• _WHAT YOU NEED TO DO_
Reproduce all records verbatim.
::::
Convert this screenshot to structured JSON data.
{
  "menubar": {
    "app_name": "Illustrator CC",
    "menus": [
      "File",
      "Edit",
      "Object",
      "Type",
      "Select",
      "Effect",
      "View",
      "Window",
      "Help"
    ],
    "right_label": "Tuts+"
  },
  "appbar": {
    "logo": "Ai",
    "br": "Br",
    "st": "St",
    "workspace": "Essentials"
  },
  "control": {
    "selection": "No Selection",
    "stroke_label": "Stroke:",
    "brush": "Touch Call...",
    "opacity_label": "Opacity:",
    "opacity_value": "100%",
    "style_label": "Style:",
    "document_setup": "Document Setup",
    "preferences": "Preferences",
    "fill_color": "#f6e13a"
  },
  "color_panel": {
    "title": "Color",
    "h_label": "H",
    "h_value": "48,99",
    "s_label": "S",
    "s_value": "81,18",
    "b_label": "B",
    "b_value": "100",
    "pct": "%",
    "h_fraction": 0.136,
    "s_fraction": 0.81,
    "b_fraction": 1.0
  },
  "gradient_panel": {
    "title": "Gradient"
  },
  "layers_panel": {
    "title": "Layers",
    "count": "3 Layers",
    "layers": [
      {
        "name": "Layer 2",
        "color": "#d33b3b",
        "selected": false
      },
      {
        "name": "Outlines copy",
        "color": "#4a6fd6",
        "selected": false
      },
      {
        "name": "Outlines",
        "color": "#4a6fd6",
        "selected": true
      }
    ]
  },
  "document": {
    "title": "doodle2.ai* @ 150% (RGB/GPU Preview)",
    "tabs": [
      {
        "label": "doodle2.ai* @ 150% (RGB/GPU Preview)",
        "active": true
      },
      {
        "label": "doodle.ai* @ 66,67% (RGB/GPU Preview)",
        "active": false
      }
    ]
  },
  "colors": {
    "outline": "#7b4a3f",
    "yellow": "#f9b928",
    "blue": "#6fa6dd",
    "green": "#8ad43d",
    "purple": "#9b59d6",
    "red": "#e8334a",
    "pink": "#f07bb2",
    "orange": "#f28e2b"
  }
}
::::
• _OUTPUT FOR THIS TASK_
Convert this screenshot to structured JSON data.
{
  "menubar": {
    "app_name": "Illustrator CC",
    "menus": [
      "File",
      "Edit",
      "Object",
      "Type",
      "Select",
      "Effect",
      "View",
      "Window",
      "Help"
    ],
    "right_label": "Tuts+"
  },
  "appbar": {
    "logo": "Ai",
    "br": "Br",
    "st": "St",
    "workspace": "Essentials"
  },
  "control": {
    "selection": "No Selection",
    "stroke_label": "Stroke:",
    "brush": "Touch Call...",
    "opacity_label": "Opacity:",
    "opacity_value": "100%",
    "style_label": "Style:",
    "document_setup": "Document Setup",
    "preferences": "Preferences",
    "fill_color": "#f6e13a"
  },
  "color_panel": {
    "title": "Color",
    "h_label": "H",
    "h_value": "48,99",
    "s_label": "S",
    "s_value": "81,18",
    "b_label": "B",
    "b_value": "100",
    "pct": "%",
    "h_fraction": 0.136,
    "s_fraction": 0.81,
    "b_fraction": 1.0
  },
  "gradient_panel": {
    "title": "Gradient"
  },
  "layers_panel": {
    "title": "Layers",
    "count": "3 Layers",
    "layers": [
      {
        "name": "Layer 2",
        "color": "#d33b3b",
        "selected": false
      },
      {
        "name": "Outlines copy",
        "color": "#4a6fd6",
        "selected": false
      },
      {
        "name": "Outlines",
        "color": "#4a6fd6",
        "selected": true
      }
    ]
  },
  "document": {
    "title": "doodle2.ai* @ 150% (RGB/GPU Preview)",
    "tabs": [
      {
        "label": "doodle2.ai* @ 150% (RGB/GPU Preview)",
        "active": true
      },
      {
        "label": "doodle.ai* @ 66,67% (RGB/GPU Preview)",
        "active": false
      }
    ]
  },
  "colors": {
    "outline": "#7b4a3f",
    "yellow": "#f9b928",
    "blue": "#6fa6dd",
    "green": "#8ad43d",
    "purple": "#9b59d6",
    "red": "#e8334a",
    "pink": "#f07bb2",
    "orange": "#f28e2b"
  }
}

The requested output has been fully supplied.